Region boundary data:

■ ■ ■

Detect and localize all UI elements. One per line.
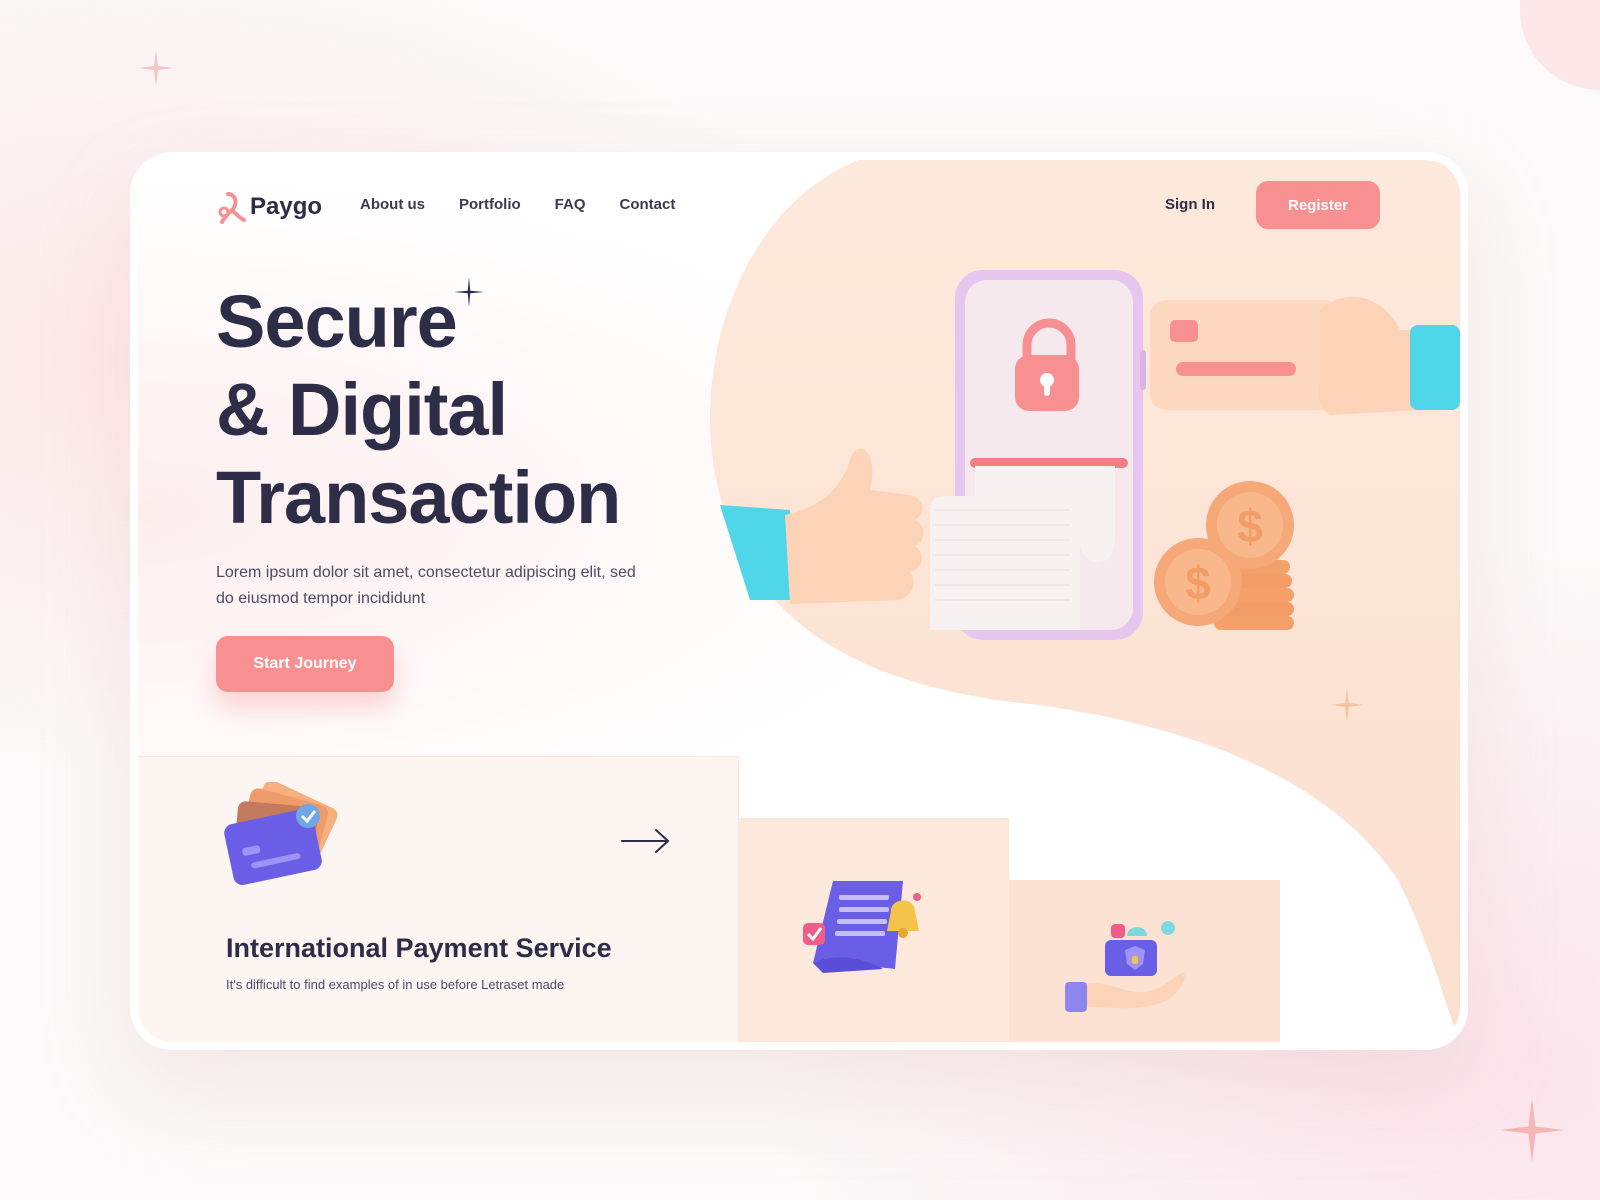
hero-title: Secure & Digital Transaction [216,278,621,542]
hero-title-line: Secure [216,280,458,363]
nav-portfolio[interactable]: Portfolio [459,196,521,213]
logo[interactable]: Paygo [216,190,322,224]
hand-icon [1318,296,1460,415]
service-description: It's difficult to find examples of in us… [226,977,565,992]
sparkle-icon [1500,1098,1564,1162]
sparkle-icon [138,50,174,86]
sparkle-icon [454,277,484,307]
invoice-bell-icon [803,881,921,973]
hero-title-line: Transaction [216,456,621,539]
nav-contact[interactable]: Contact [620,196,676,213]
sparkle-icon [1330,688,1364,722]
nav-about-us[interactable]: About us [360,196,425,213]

■ ■ ■

• **Work to be completed**: Please reproduce every line of the material above word for word, leaving out the pictures.

• **Correct result**:
Detect and localize all UI elements. One per line.
hero-title: Secure & Digital Transaction [216,278,621,542]
hero-title-line: Secure [216,280,458,363]
nav-portfolio[interactable]: Portfolio [459,196,521,213]
logo[interactable]: Paygo [216,190,322,224]
hand-icon [1318,296,1460,415]
service-description: It's difficult to find examples of in us… [226,977,565,992]
sparkle-icon [1500,1098,1564,1162]
sparkle-icon [138,50,174,86]
sparkle-icon [454,277,484,307]
invoice-bell-icon [803,881,921,973]
hero-title-line: Transaction [216,456,621,539]
nav-contact[interactable]: Contact [620,196,676,213]
sparkle-icon [1330,688,1364,722]
nav-about-us[interactable]: About us [360,196,425,213]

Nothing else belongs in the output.